## To be done
Each entry below must be repeated exactly, with pictures left out.

[Part of a data file]

───

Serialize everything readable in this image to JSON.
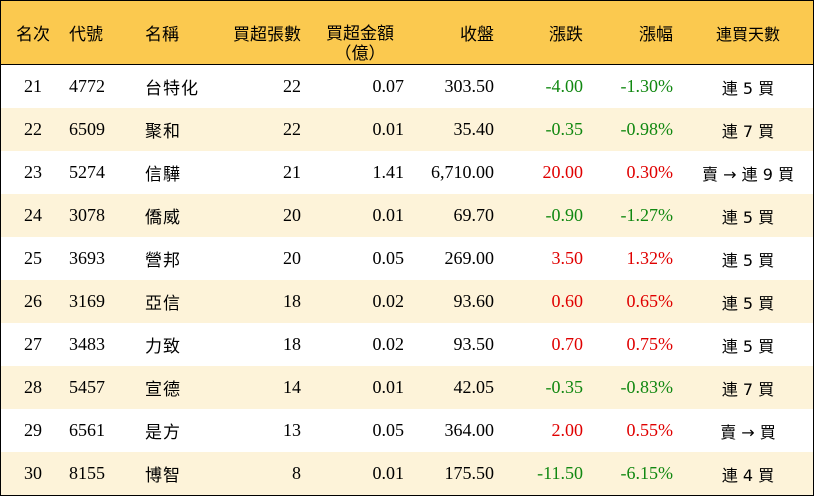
{
  "headers": {
    "rank": "名次",
    "code": "代號",
    "name": "名稱",
    "shares": "買超張數",
    "amount_line1": "買超金額",
    "amount_line2": "（億）",
    "close": "收盤",
    "change": "漲跌",
    "pct": "漲幅",
    "days": "連買天數"
  },
  "colors": {
    "header_bg": "#fbc94f",
    "alt_row_bg": "#fdf3d9",
    "positive": "#e00000",
    "negative": "#118811"
  },
  "rows": [
    {
      "rank": "21",
      "code": "4772",
      "name": "台特化",
      "shares": "22",
      "amount": "0.07",
      "close": "303.50",
      "change": "-4.00",
      "pct": "-1.30%",
      "days": "連 5 買",
      "dir": "neg"
    },
    {
      "rank": "22",
      "code": "6509",
      "name": "聚和",
      "shares": "22",
      "amount": "0.01",
      "close": "35.40",
      "change": "-0.35",
      "pct": "-0.98%",
      "days": "連 7 買",
      "dir": "neg"
    },
    {
      "rank": "23",
      "code": "5274",
      "name": "信驊",
      "shares": "21",
      "amount": "1.41",
      "close": "6,710.00",
      "change": "20.00",
      "pct": "0.30%",
      "days": "賣 → 連 9 買",
      "dir": "pos"
    },
    {
      "rank": "24",
      "code": "3078",
      "name": "僑威",
      "shares": "20",
      "amount": "0.01",
      "close": "69.70",
      "change": "-0.90",
      "pct": "-1.27%",
      "days": "連 5 買",
      "dir": "neg"
    },
    {
      "rank": "25",
      "code": "3693",
      "name": "營邦",
      "shares": "20",
      "amount": "0.05",
      "close": "269.00",
      "change": "3.50",
      "pct": "1.32%",
      "days": "連 5 買",
      "dir": "pos"
    },
    {
      "rank": "26",
      "code": "3169",
      "name": "亞信",
      "shares": "18",
      "amount": "0.02",
      "close": "93.60",
      "change": "0.60",
      "pct": "0.65%",
      "days": "連 5 買",
      "dir": "pos"
    },
    {
      "rank": "27",
      "code": "3483",
      "name": "力致",
      "shares": "18",
      "amount": "0.02",
      "close": "93.50",
      "change": "0.70",
      "pct": "0.75%",
      "days": "連 5 買",
      "dir": "pos"
    },
    {
      "rank": "28",
      "code": "5457",
      "name": "宣德",
      "shares": "14",
      "amount": "0.01",
      "close": "42.05",
      "change": "-0.35",
      "pct": "-0.83%",
      "days": "連 7 買",
      "dir": "neg"
    },
    {
      "rank": "29",
      "code": "6561",
      "name": "是方",
      "shares": "13",
      "amount": "0.05",
      "close": "364.00",
      "change": "2.00",
      "pct": "0.55%",
      "days": "賣 → 買",
      "dir": "pos"
    },
    {
      "rank": "30",
      "code": "8155",
      "name": "博智",
      "shares": "8",
      "amount": "0.01",
      "close": "175.50",
      "change": "-11.50",
      "pct": "-6.15%",
      "days": "連 4 買",
      "dir": "neg"
    }
  ]
}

───

## Exercise result
Serialize everything readable in this image to JSON.
{
  "headers": {
    "rank": "名次",
    "code": "代號",
    "name": "名稱",
    "shares": "買超張數",
    "amount_line1": "買超金額",
    "amount_line2": "（億）",
    "close": "收盤",
    "change": "漲跌",
    "pct": "漲幅",
    "days": "連買天數"
  },
  "colors": {
    "header_bg": "#fbc94f",
    "alt_row_bg": "#fdf3d9",
    "positive": "#e00000",
    "negative": "#118811"
  },
  "rows": [
    {
      "rank": "21",
      "code": "4772",
      "name": "台特化",
      "shares": "22",
      "amount": "0.07",
      "close": "303.50",
      "change": "-4.00",
      "pct": "-1.30%",
      "days": "連 5 買",
      "dir": "neg"
    },
    {
      "rank": "22",
      "code": "6509",
      "name": "聚和",
      "shares": "22",
      "amount": "0.01",
      "close": "35.40",
      "change": "-0.35",
      "pct": "-0.98%",
      "days": "連 7 買",
      "dir": "neg"
    },
    {
      "rank": "23",
      "code": "5274",
      "name": "信驊",
      "shares": "21",
      "amount": "1.41",
      "close": "6,710.00",
      "change": "20.00",
      "pct": "0.30%",
      "days": "賣 → 連 9 買",
      "dir": "pos"
    },
    {
      "rank": "24",
      "code": "3078",
      "name": "僑威",
      "shares": "20",
      "amount": "0.01",
      "close": "69.70",
      "change": "-0.90",
      "pct": "-1.27%",
      "days": "連 5 買",
      "dir": "neg"
    },
    {
      "rank": "25",
      "code": "3693",
      "name": "營邦",
      "shares": "20",
      "amount": "0.05",
      "close": "269.00",
      "change": "3.50",
      "pct": "1.32%",
      "days": "連 5 買",
      "dir": "pos"
    },
    {
      "rank": "26",
      "code": "3169",
      "name": "亞信",
      "shares": "18",
      "amount": "0.02",
      "close": "93.60",
      "change": "0.60",
      "pct": "0.65%",
      "days": "連 5 買",
      "dir": "pos"
    },
    {
      "rank": "27",
      "code": "3483",
      "name": "力致",
      "shares": "18",
      "amount": "0.02",
      "close": "93.50",
      "change": "0.70",
      "pct": "0.75%",
      "days": "連 5 買",
      "dir": "pos"
    },
    {
      "rank": "28",
      "code": "5457",
      "name": "宣德",
      "shares": "14",
      "amount": "0.01",
      "close": "42.05",
      "change": "-0.35",
      "pct": "-0.83%",
      "days": "連 7 買",
      "dir": "neg"
    },
    {
      "rank": "29",
      "code": "6561",
      "name": "是方",
      "shares": "13",
      "amount": "0.05",
      "close": "364.00",
      "change": "2.00",
      "pct": "0.55%",
      "days": "賣 → 買",
      "dir": "pos"
    },
    {
      "rank": "30",
      "code": "8155",
      "name": "博智",
      "shares": "8",
      "amount": "0.01",
      "close": "175.50",
      "change": "-11.50",
      "pct": "-6.15%",
      "days": "連 4 買",
      "dir": "neg"
    }
  ]
}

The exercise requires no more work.